Collected data
· · · ·
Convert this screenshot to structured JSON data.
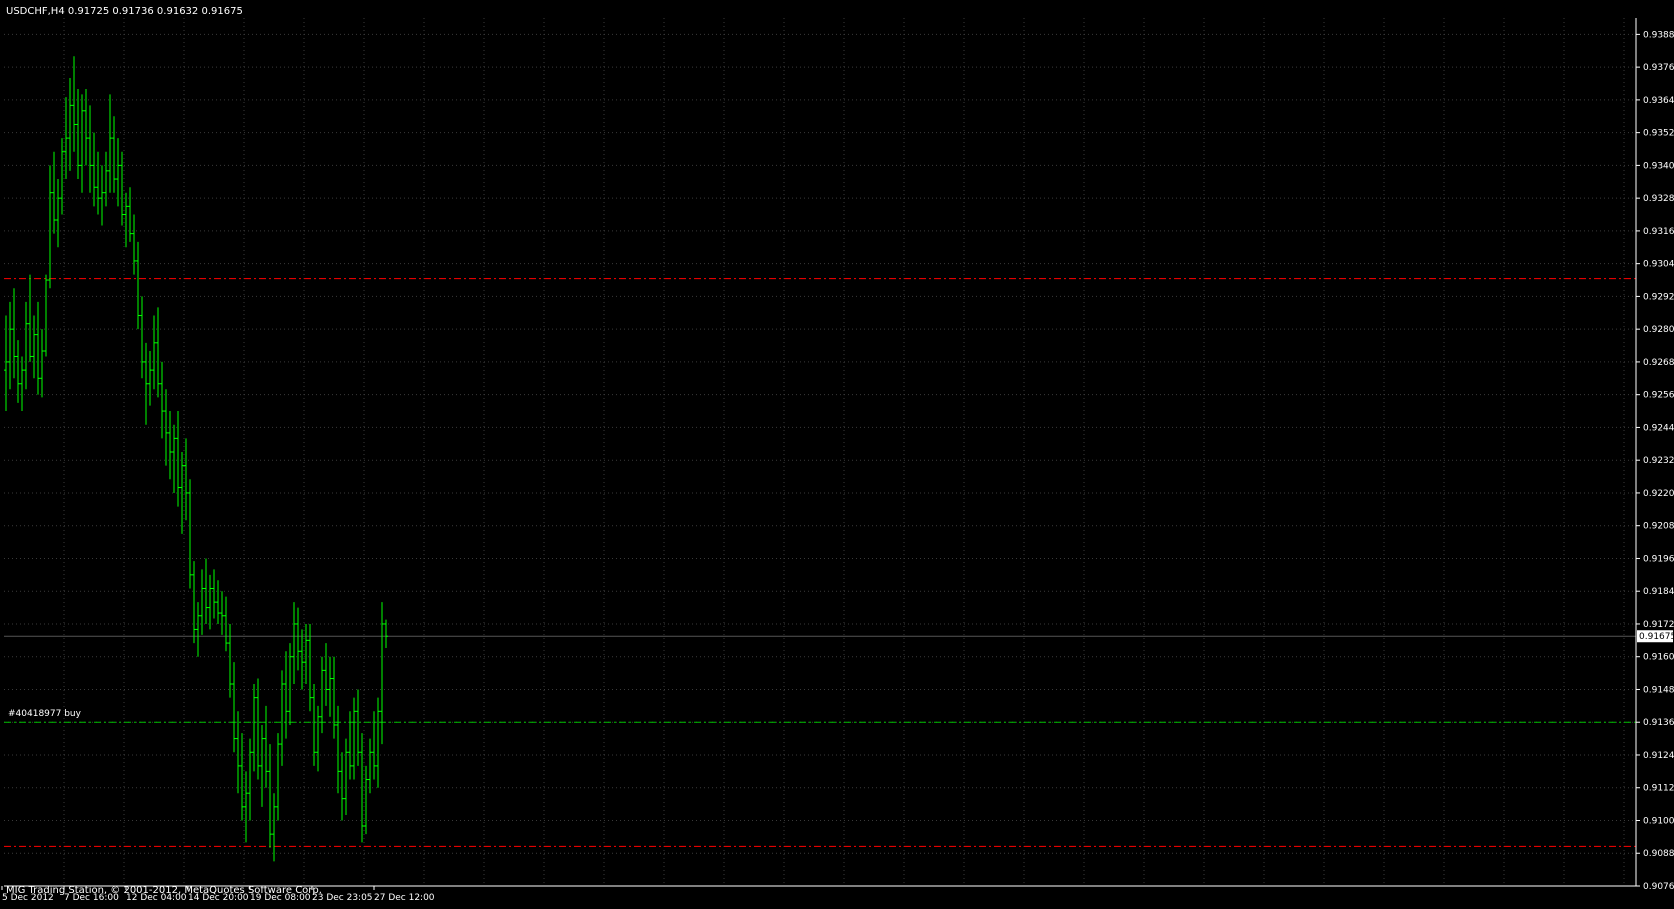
{
  "window": {
    "header": "USDCHF,H4  0.91725 0.91736 0.91632 0.91675",
    "watermark": "MIG Trading Station, © 2001-2012, MetaQuotes Software Corp."
  },
  "colors": {
    "background": "#000000",
    "candle": "#00ff00",
    "grid": "#3a3a3a",
    "axis": "#ffffff",
    "sl_tp_line": "#ff0000",
    "order_line": "#00c000"
  },
  "orders": [
    {
      "label": "#40418977 buy",
      "price": 0.9136,
      "type": "entry"
    },
    {
      "label": "",
      "price": 0.92985,
      "type": "take-profit"
    },
    {
      "label": "",
      "price": 0.90905,
      "type": "stop-loss"
    }
  ],
  "chart_data": {
    "type": "candlestick",
    "symbol": "USDCHF",
    "timeframe": "H4",
    "current_price": 0.91675,
    "ylim": [
      0.9076,
      0.9394
    ],
    "y_ticks": [
      "0.93880",
      "0.93760",
      "0.93640",
      "0.93520",
      "0.93400",
      "0.93280",
      "0.93160",
      "0.93040",
      "0.92920",
      "0.92800",
      "0.92680",
      "0.92560",
      "0.92440",
      "0.92320",
      "0.92200",
      "0.92080",
      "0.91960",
      "0.91840",
      "0.91720",
      "0.91600",
      "0.91480",
      "0.91360",
      "0.91240",
      "0.91120",
      "0.91000",
      "0.90880",
      "0.90760"
    ],
    "x_ticks": [
      "5 Dec 2012",
      "7 Dec 16:00",
      "12 Dec 04:00",
      "14 Dec 20:00",
      "19 Dec 08:00",
      "23 Dec 23:05",
      "27 Dec 12:00"
    ],
    "ohlc": [
      [
        0.9265,
        0.9285,
        0.925,
        0.9268
      ],
      [
        0.9268,
        0.929,
        0.9258,
        0.928
      ],
      [
        0.928,
        0.9295,
        0.9262,
        0.927
      ],
      [
        0.927,
        0.9276,
        0.9253,
        0.926
      ],
      [
        0.926,
        0.927,
        0.925,
        0.9265
      ],
      [
        0.9265,
        0.929,
        0.9258,
        0.9282
      ],
      [
        0.9282,
        0.93,
        0.9268,
        0.927
      ],
      [
        0.927,
        0.9285,
        0.9262,
        0.9278
      ],
      [
        0.9278,
        0.929,
        0.9256,
        0.9262
      ],
      [
        0.9262,
        0.928,
        0.9255,
        0.9272
      ],
      [
        0.9272,
        0.93,
        0.927,
        0.9298
      ],
      [
        0.9298,
        0.934,
        0.9295,
        0.933
      ],
      [
        0.933,
        0.9345,
        0.9315,
        0.932
      ],
      [
        0.932,
        0.9335,
        0.931,
        0.9328
      ],
      [
        0.9328,
        0.935,
        0.9322,
        0.9345
      ],
      [
        0.9345,
        0.9365,
        0.9335,
        0.935
      ],
      [
        0.935,
        0.9372,
        0.9338,
        0.9362
      ],
      [
        0.9362,
        0.938,
        0.9345,
        0.9355
      ],
      [
        0.9355,
        0.9368,
        0.9335,
        0.934
      ],
      [
        0.934,
        0.9366,
        0.933,
        0.936
      ],
      [
        0.936,
        0.9368,
        0.934,
        0.935
      ],
      [
        0.935,
        0.9362,
        0.933,
        0.934
      ],
      [
        0.934,
        0.9352,
        0.9325,
        0.9332
      ],
      [
        0.9332,
        0.9345,
        0.9322,
        0.9328
      ],
      [
        0.9328,
        0.934,
        0.9318,
        0.933
      ],
      [
        0.933,
        0.9345,
        0.9325,
        0.9338
      ],
      [
        0.9338,
        0.9366,
        0.933,
        0.935
      ],
      [
        0.935,
        0.9358,
        0.933,
        0.9335
      ],
      [
        0.9335,
        0.935,
        0.9325,
        0.934
      ],
      [
        0.934,
        0.9345,
        0.9318,
        0.9322
      ],
      [
        0.9322,
        0.933,
        0.931,
        0.9325
      ],
      [
        0.9325,
        0.9332,
        0.9312,
        0.9315
      ],
      [
        0.9315,
        0.9322,
        0.93,
        0.9305
      ],
      [
        0.9305,
        0.9312,
        0.928,
        0.9285
      ],
      [
        0.9285,
        0.9292,
        0.9262,
        0.9268
      ],
      [
        0.9268,
        0.9275,
        0.9245,
        0.926
      ],
      [
        0.926,
        0.9272,
        0.9252,
        0.9265
      ],
      [
        0.9265,
        0.9285,
        0.9258,
        0.9275
      ],
      [
        0.9275,
        0.9288,
        0.9255,
        0.926
      ],
      [
        0.926,
        0.9268,
        0.924,
        0.925
      ],
      [
        0.925,
        0.9258,
        0.923,
        0.9242
      ],
      [
        0.9242,
        0.925,
        0.9225,
        0.9235
      ],
      [
        0.9235,
        0.9245,
        0.922,
        0.924
      ],
      [
        0.924,
        0.925,
        0.9215,
        0.9222
      ],
      [
        0.9222,
        0.9235,
        0.9205,
        0.923
      ],
      [
        0.923,
        0.924,
        0.921,
        0.922
      ],
      [
        0.922,
        0.9225,
        0.9185,
        0.919
      ],
      [
        0.919,
        0.9195,
        0.9165,
        0.917
      ],
      [
        0.917,
        0.918,
        0.916,
        0.9175
      ],
      [
        0.9175,
        0.9192,
        0.9168,
        0.9185
      ],
      [
        0.9185,
        0.9196,
        0.9172,
        0.9178
      ],
      [
        0.9178,
        0.919,
        0.917,
        0.9185
      ],
      [
        0.9185,
        0.9192,
        0.9174,
        0.918
      ],
      [
        0.918,
        0.9188,
        0.9172,
        0.9176
      ],
      [
        0.9176,
        0.9184,
        0.9168,
        0.9175
      ],
      [
        0.9175,
        0.9182,
        0.9162,
        0.9165
      ],
      [
        0.9165,
        0.9172,
        0.9145,
        0.915
      ],
      [
        0.915,
        0.9158,
        0.9125,
        0.913
      ],
      [
        0.913,
        0.914,
        0.911,
        0.912
      ],
      [
        0.912,
        0.9132,
        0.91,
        0.9105
      ],
      [
        0.9105,
        0.9118,
        0.9092,
        0.911
      ],
      [
        0.911,
        0.913,
        0.91,
        0.9125
      ],
      [
        0.9125,
        0.915,
        0.9118,
        0.9145
      ],
      [
        0.9145,
        0.9152,
        0.9115,
        0.912
      ],
      [
        0.912,
        0.9135,
        0.9105,
        0.913
      ],
      [
        0.913,
        0.9142,
        0.9112,
        0.9118
      ],
      [
        0.9118,
        0.9128,
        0.909,
        0.9095
      ],
      [
        0.9095,
        0.911,
        0.9085,
        0.9105
      ],
      [
        0.9105,
        0.9132,
        0.91,
        0.9128
      ],
      [
        0.9128,
        0.9155,
        0.912,
        0.915
      ],
      [
        0.915,
        0.9162,
        0.913,
        0.914
      ],
      [
        0.914,
        0.9165,
        0.9135,
        0.916
      ],
      [
        0.916,
        0.918,
        0.915,
        0.9172
      ],
      [
        0.9172,
        0.9178,
        0.9155,
        0.9162
      ],
      [
        0.9162,
        0.917,
        0.9148,
        0.9158
      ],
      [
        0.9158,
        0.9172,
        0.915,
        0.9166
      ],
      [
        0.9166,
        0.9172,
        0.914,
        0.9145
      ],
      [
        0.9145,
        0.915,
        0.912,
        0.9125
      ],
      [
        0.9125,
        0.9142,
        0.9118,
        0.9138
      ],
      [
        0.9138,
        0.916,
        0.9132,
        0.9155
      ],
      [
        0.9155,
        0.9165,
        0.9142,
        0.9148
      ],
      [
        0.9148,
        0.916,
        0.9138,
        0.9152
      ],
      [
        0.9152,
        0.916,
        0.913,
        0.9135
      ],
      [
        0.9135,
        0.9142,
        0.911,
        0.9118
      ],
      [
        0.9118,
        0.9125,
        0.91,
        0.9108
      ],
      [
        0.9108,
        0.913,
        0.9102,
        0.9125
      ],
      [
        0.9125,
        0.914,
        0.9115,
        0.912
      ],
      [
        0.912,
        0.9145,
        0.9115,
        0.914
      ],
      [
        0.914,
        0.9148,
        0.912,
        0.9125
      ],
      [
        0.9125,
        0.9132,
        0.9092,
        0.9098
      ],
      [
        0.9098,
        0.912,
        0.9095,
        0.9115
      ],
      [
        0.9115,
        0.913,
        0.911,
        0.9125
      ],
      [
        0.9125,
        0.914,
        0.9115,
        0.912
      ],
      [
        0.912,
        0.9145,
        0.9112,
        0.914
      ],
      [
        0.914,
        0.918,
        0.9128,
        0.9172
      ],
      [
        0.9172,
        0.91736,
        0.91632,
        0.91675
      ]
    ]
  }
}
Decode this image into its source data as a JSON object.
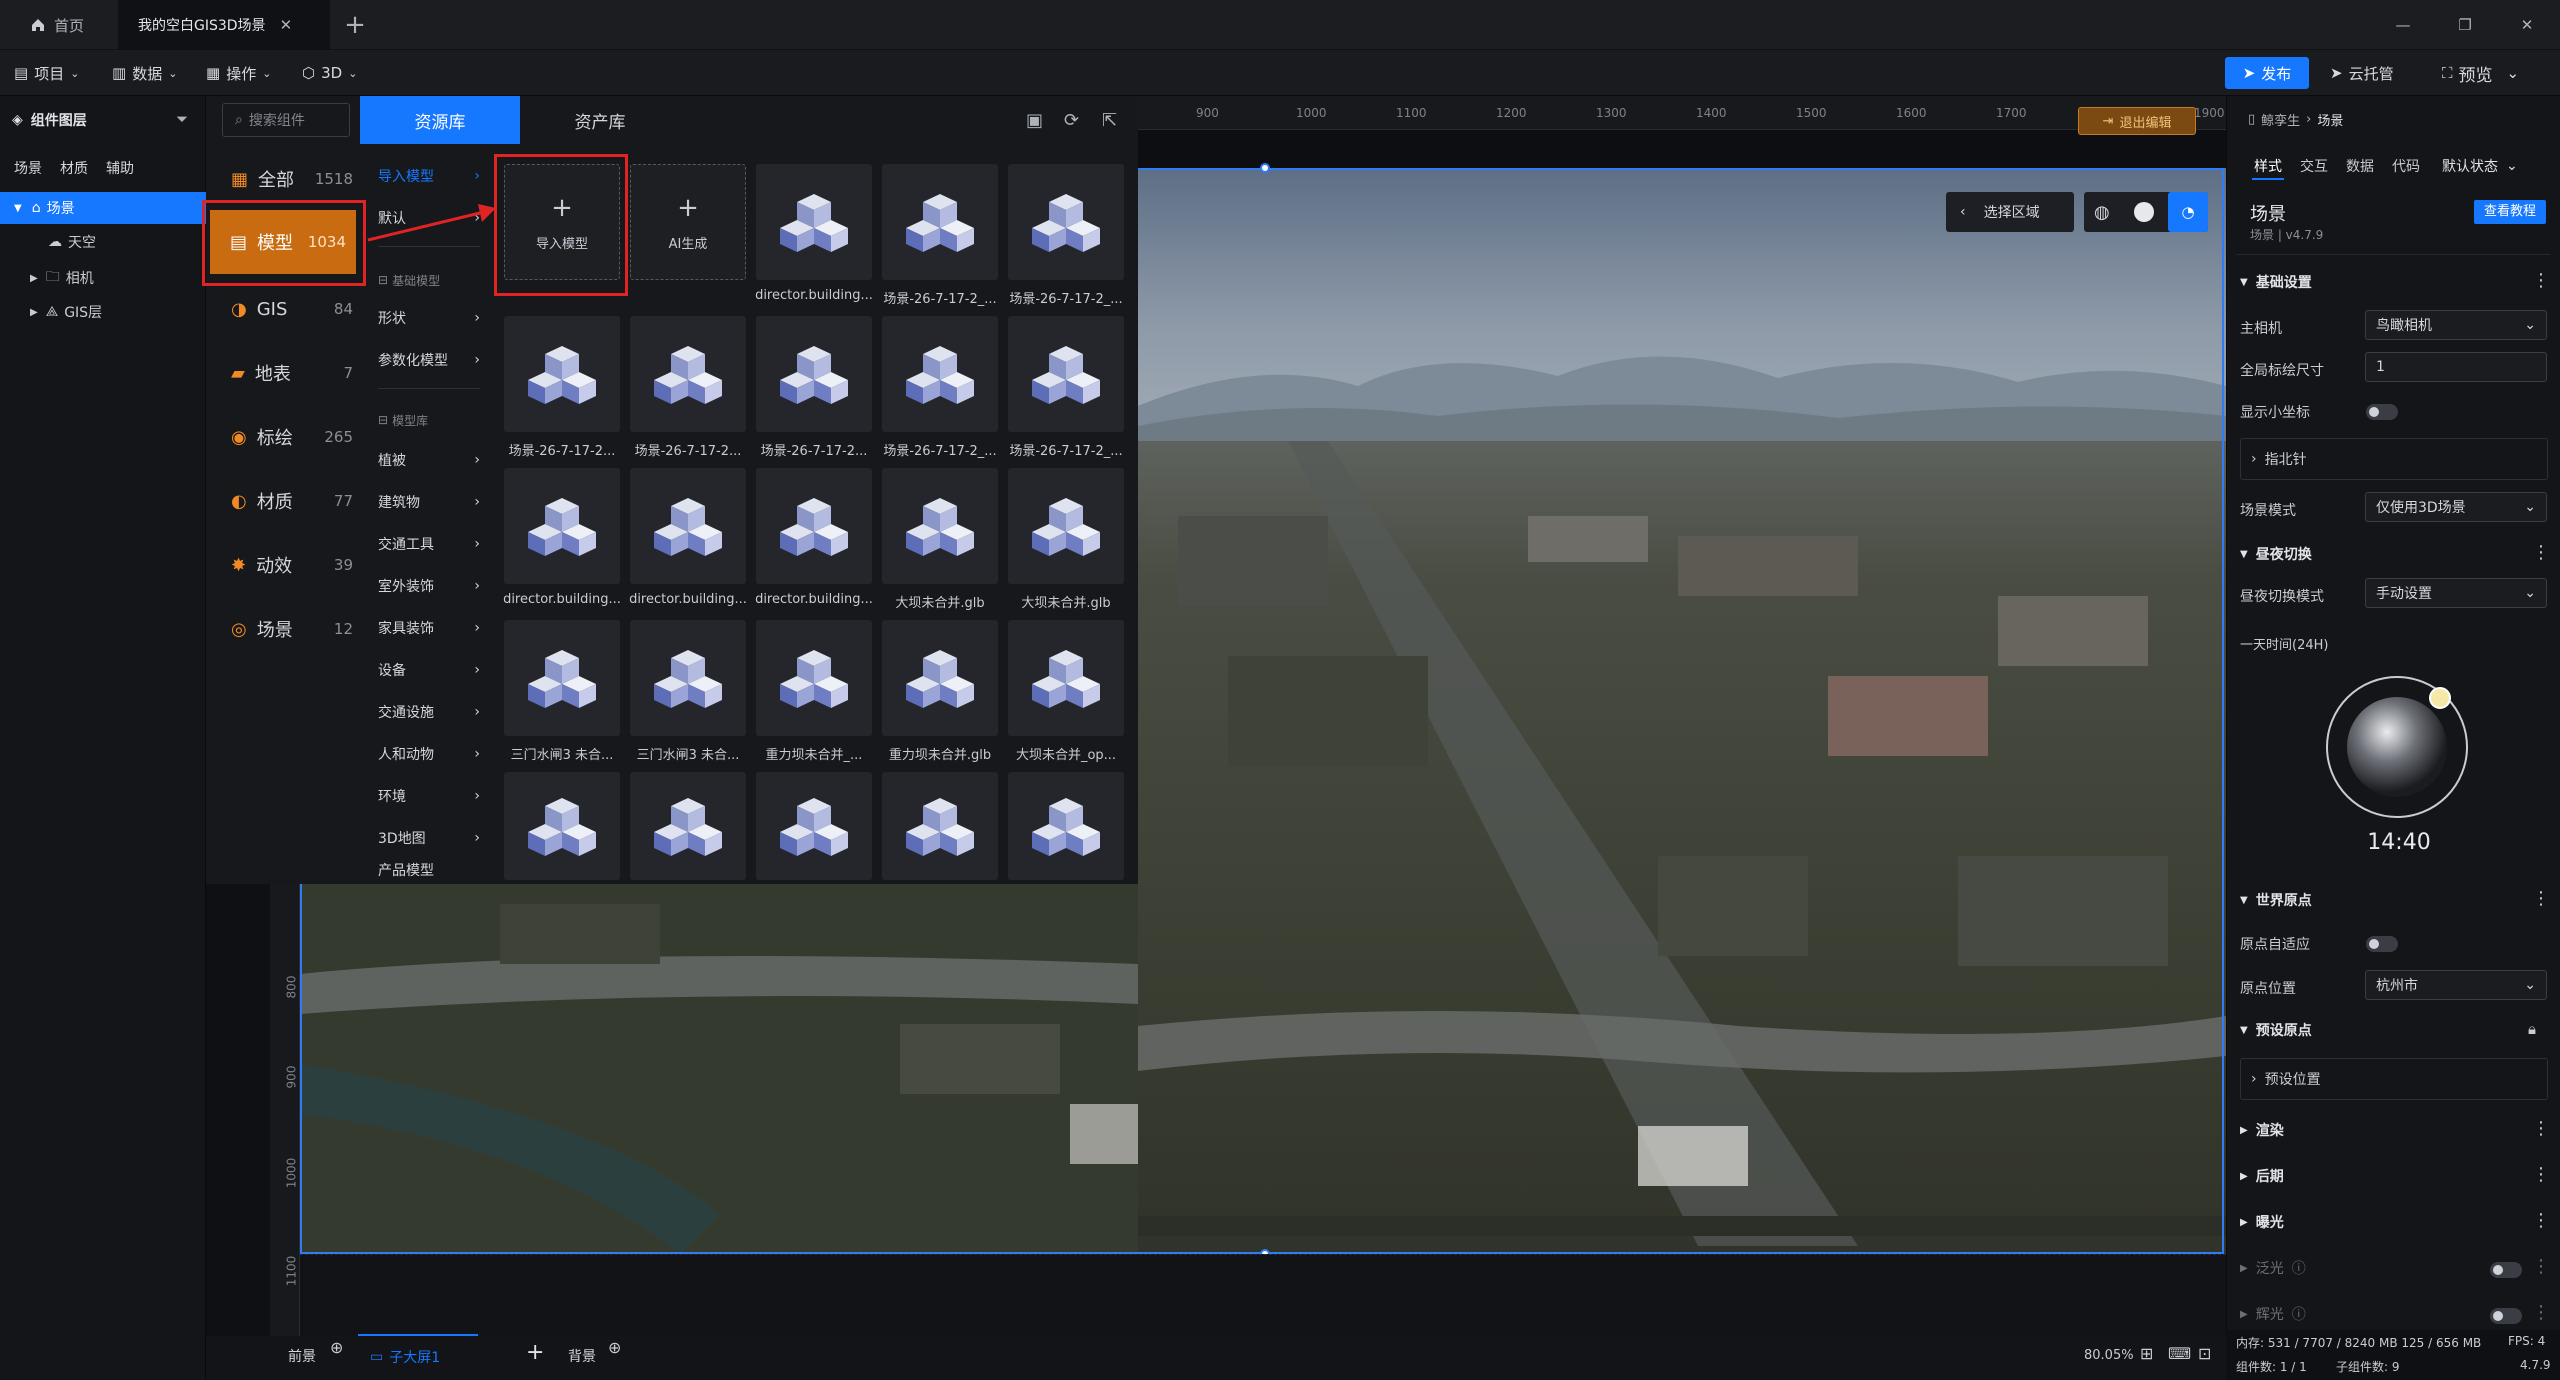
{
  "tabs": [
    {
      "label": "首页",
      "icon": "home-icon"
    },
    {
      "label": "我的空白GIS3D场景",
      "icon": "close-icon"
    }
  ],
  "menubar": {
    "items": [
      "项目",
      "数据",
      "操作",
      "3D"
    ],
    "publish": "发布",
    "cloud": "云托管",
    "preview": "预览"
  },
  "layers": {
    "title": "组件图层",
    "subtabs": [
      "场景",
      "材质",
      "辅助"
    ],
    "tree": [
      "场景",
      "天空",
      "相机",
      "GIS层"
    ]
  },
  "resource": {
    "search_placeholder": "搜索组件",
    "tab_lib": "资源库",
    "tab_asset": "资产库",
    "categories": [
      {
        "label": "全部",
        "count": "1518"
      },
      {
        "label": "模型",
        "count": "1034"
      },
      {
        "label": "GIS",
        "count": "84"
      },
      {
        "label": "地表",
        "count": "7"
      },
      {
        "label": "标绘",
        "count": "265"
      },
      {
        "label": "材质",
        "count": "77"
      },
      {
        "label": "动效",
        "count": "39"
      },
      {
        "label": "场景",
        "count": "12"
      }
    ],
    "sub_top": [
      "导入模型",
      "默认"
    ],
    "head_basic": "基础模型",
    "sub_basic": [
      "形状",
      "参数化模型"
    ],
    "head_lib": "模型库",
    "sub_lib": [
      "植被",
      "建筑物",
      "交通工具",
      "室外装饰",
      "家具装饰",
      "设备",
      "交通设施",
      "人和动物",
      "环境",
      "3D地图",
      "产品模型"
    ],
    "import_label": "导入模型",
    "ai_label": "AI生成",
    "cards": [
      "director.building...",
      "场景-26-7-17-2_...",
      "场景-26-7-17-2_...",
      "场景-26-7-17-2...",
      "场景-26-7-17-2...",
      "场景-26-7-17-2...",
      "场景-26-7-17-2_...",
      "场景-26-7-17-2_...",
      "director.building...",
      "director.building...",
      "director.building...",
      "大坝未合并.glb",
      "大坝未合并.glb",
      "三门水闸3 未合...",
      "三门水闸3 未合...",
      "重力坝未合并_...",
      "重力坝未合并.glb",
      "大坝未合并_op...",
      "",
      "",
      "",
      "",
      ""
    ]
  },
  "viewport": {
    "ruler_top": [
      "900",
      "1000",
      "1100",
      "1200",
      "1300",
      "1400",
      "1500",
      "1600",
      "1700",
      "1900"
    ],
    "ruler_left": [
      "800",
      "900",
      "1000",
      "1100"
    ],
    "exit_edit": "退出编辑",
    "select_area": "选择区域",
    "zoom": "80.05%"
  },
  "bottom": {
    "front": "前景",
    "screen": "子大屏1",
    "back": "背景"
  },
  "props": {
    "breadcrumb_user": "鲸孪生",
    "breadcrumb_page": "场景",
    "tabs": [
      "样式",
      "交互",
      "数据",
      "代码"
    ],
    "state": "默认状态",
    "title": "场景",
    "version": "场景 | v4.7.9",
    "tutorial": "查看教程",
    "sec_basic": "基础设置",
    "main_camera_label": "主相机",
    "main_camera_value": "鸟瞰相机",
    "global_size_label": "全局标绘尺寸",
    "global_size_value": "1",
    "show_axis_label": "显示小坐标",
    "compass": "指北针",
    "scene_mode_label": "场景模式",
    "scene_mode_value": "仅使用3D场景",
    "sec_daynight": "昼夜切换",
    "daynight_mode_label": "昼夜切换模式",
    "daynight_mode_value": "手动设置",
    "day_time_label": "一天时间(24H)",
    "time": "14:40",
    "sec_origin": "世界原点",
    "origin_auto_label": "原点自适应",
    "origin_pos_label": "原点位置",
    "origin_pos_value": "杭州市",
    "sec_preset": "预设原点",
    "preset_pos": "预设位置",
    "sec_render": "渲染",
    "sec_post": "后期",
    "sec_exposure": "曝光",
    "sec_bloom": "泛光",
    "sec_glow": "辉光",
    "status_mem": "内存: 531 / 7707 / 8240 MB  125 / 656 MB",
    "status_fps": "FPS: 4",
    "status_count": "组件数: 1 / 1",
    "status_sub": "子组件数: 9",
    "status_ver": "4.7.9"
  }
}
· · · ·
TASK BRIEF: Search the lines above for the string "this", then show every one that has it.

EXERCISE SOLUTION:
Convert this screenshot to structured JSON data.
Decode this image into its source data as a JSON object.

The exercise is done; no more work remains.